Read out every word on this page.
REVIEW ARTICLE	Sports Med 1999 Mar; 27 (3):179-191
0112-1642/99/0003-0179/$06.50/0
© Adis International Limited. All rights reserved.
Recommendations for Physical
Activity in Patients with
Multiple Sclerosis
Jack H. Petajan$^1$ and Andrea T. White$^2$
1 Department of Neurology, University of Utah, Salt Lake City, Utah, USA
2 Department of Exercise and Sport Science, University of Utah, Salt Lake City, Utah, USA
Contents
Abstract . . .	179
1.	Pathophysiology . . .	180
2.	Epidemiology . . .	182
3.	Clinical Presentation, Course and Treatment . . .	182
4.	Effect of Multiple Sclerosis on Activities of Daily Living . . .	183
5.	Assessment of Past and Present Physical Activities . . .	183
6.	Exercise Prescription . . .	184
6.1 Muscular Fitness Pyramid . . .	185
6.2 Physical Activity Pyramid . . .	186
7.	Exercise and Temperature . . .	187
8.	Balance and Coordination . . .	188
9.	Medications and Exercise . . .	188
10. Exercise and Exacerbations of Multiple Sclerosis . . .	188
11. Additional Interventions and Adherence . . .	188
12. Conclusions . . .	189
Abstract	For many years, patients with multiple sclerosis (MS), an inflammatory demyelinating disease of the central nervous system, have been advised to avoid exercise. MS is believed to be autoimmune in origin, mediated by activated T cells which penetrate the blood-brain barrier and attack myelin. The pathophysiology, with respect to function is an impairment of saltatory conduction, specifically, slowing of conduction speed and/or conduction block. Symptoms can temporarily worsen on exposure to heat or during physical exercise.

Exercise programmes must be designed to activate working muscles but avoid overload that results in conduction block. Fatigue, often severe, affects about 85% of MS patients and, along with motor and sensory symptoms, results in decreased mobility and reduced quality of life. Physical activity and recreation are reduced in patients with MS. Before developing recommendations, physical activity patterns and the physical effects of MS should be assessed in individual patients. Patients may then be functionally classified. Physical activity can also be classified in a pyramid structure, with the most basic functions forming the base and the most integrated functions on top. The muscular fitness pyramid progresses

• • •

* _TASK TO CARRY OUT_: Count how many lines in the data above hold "City", and give that number by itself.

* _TASK ANSWER_: 2